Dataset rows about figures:
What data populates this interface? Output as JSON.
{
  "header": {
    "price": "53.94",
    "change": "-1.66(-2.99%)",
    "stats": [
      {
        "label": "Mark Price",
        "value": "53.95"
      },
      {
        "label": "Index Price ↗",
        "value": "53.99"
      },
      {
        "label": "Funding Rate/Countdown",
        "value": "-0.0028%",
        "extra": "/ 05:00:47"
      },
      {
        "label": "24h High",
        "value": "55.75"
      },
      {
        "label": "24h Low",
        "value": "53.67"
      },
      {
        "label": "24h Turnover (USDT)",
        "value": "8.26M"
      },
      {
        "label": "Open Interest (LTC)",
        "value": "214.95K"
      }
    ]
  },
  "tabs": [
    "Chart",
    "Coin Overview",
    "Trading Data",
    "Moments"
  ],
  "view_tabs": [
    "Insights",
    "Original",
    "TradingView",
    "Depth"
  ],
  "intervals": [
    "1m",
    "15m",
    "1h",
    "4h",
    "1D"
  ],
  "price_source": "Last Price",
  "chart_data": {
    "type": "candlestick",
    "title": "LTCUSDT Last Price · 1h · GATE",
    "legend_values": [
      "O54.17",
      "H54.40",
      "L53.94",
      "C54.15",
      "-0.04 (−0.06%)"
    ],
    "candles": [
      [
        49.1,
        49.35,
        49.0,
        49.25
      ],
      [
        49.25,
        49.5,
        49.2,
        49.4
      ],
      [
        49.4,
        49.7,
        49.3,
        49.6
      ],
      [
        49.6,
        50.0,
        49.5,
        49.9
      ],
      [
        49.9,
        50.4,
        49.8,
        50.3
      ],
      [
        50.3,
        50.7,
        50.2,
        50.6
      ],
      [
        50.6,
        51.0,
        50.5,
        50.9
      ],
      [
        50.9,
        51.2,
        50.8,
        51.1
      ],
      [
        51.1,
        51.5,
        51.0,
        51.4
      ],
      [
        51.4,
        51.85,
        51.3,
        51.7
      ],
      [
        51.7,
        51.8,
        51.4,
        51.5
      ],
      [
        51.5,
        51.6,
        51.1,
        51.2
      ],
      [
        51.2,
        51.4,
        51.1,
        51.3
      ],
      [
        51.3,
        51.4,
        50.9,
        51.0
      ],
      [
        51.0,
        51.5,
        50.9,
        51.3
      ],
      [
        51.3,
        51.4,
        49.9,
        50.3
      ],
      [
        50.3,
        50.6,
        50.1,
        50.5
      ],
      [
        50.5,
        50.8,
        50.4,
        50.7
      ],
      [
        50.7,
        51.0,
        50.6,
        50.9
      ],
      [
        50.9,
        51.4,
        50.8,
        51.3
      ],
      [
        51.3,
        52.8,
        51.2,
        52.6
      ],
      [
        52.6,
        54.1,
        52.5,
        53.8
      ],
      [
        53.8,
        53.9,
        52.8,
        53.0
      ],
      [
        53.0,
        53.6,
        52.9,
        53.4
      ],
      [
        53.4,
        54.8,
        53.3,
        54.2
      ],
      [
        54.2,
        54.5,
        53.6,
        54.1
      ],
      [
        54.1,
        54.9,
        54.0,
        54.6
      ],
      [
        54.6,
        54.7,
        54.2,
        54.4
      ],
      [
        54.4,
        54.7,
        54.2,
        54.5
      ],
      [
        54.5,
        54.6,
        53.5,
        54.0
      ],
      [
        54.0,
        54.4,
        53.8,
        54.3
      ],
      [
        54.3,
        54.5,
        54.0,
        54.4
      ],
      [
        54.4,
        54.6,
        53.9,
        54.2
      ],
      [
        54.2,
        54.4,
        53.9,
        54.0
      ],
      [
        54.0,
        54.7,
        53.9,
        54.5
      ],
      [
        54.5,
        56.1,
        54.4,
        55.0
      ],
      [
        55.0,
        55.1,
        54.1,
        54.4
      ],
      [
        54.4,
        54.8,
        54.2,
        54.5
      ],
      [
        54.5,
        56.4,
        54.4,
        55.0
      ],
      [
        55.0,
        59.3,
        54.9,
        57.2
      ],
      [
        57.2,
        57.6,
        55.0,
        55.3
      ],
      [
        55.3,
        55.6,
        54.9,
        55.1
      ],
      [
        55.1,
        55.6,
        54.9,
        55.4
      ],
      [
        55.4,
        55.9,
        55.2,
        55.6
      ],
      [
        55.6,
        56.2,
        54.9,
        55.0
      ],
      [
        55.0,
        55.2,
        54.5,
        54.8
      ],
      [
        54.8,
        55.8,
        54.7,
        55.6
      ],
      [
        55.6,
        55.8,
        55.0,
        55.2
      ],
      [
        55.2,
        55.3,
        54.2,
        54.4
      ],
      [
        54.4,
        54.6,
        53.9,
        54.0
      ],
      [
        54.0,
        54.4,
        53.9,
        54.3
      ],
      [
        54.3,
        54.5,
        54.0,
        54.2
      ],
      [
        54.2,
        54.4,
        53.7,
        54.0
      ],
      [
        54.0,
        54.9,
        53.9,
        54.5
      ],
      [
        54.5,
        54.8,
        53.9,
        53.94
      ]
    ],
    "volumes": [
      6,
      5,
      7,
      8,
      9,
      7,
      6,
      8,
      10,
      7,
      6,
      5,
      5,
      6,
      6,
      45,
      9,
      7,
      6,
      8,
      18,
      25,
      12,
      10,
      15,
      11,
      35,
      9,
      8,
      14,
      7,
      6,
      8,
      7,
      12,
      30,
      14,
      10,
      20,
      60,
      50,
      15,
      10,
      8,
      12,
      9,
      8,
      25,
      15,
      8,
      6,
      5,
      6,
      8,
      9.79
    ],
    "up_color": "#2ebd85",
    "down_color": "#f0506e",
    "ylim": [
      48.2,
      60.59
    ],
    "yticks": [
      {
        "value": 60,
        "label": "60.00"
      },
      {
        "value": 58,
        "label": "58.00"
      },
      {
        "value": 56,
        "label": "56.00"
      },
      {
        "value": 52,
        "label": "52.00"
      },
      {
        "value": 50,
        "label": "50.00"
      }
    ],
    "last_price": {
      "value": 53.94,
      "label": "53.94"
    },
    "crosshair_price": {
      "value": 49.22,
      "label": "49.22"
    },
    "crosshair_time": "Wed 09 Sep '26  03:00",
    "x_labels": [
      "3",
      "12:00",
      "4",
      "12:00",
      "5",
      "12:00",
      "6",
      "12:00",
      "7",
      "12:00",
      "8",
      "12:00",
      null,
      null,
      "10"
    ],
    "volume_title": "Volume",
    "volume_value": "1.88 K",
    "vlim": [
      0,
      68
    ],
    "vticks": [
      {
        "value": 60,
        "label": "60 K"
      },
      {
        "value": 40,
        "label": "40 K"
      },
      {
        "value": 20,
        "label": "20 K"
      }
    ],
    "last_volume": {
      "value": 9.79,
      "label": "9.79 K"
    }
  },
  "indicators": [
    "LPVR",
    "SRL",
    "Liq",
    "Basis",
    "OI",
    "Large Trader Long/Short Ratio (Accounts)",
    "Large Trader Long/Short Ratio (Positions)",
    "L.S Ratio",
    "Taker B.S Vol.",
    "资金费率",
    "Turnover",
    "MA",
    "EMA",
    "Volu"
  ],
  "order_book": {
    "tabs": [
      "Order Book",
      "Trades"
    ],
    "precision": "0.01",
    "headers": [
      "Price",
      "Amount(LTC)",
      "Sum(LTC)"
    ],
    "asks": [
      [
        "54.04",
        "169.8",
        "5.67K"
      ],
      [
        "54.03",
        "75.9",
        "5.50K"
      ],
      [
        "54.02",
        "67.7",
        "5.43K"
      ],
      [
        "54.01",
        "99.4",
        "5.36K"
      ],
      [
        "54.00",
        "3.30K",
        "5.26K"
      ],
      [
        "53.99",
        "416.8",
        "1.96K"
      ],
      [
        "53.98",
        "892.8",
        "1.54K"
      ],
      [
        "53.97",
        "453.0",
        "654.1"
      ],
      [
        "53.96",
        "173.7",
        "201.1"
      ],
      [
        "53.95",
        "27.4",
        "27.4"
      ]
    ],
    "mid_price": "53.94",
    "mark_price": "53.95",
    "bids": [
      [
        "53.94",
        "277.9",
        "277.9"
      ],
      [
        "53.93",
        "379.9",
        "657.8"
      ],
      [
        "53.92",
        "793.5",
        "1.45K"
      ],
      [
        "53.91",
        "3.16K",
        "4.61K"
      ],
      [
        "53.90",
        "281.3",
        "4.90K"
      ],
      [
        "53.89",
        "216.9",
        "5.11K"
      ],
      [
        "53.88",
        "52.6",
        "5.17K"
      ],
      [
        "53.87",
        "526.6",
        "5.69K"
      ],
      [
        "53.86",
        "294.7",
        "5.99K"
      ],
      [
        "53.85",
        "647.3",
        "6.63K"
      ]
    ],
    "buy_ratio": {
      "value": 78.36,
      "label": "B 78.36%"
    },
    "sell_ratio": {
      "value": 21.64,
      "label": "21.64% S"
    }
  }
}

__WORK REQUIRED__
Find all lines holding the string "Large" and copy them.

__RESPONSE BELOW__
    "Large Trader Long/Short Ratio (Accounts)",
    "Large Trader Long/Short Ratio (Positions)",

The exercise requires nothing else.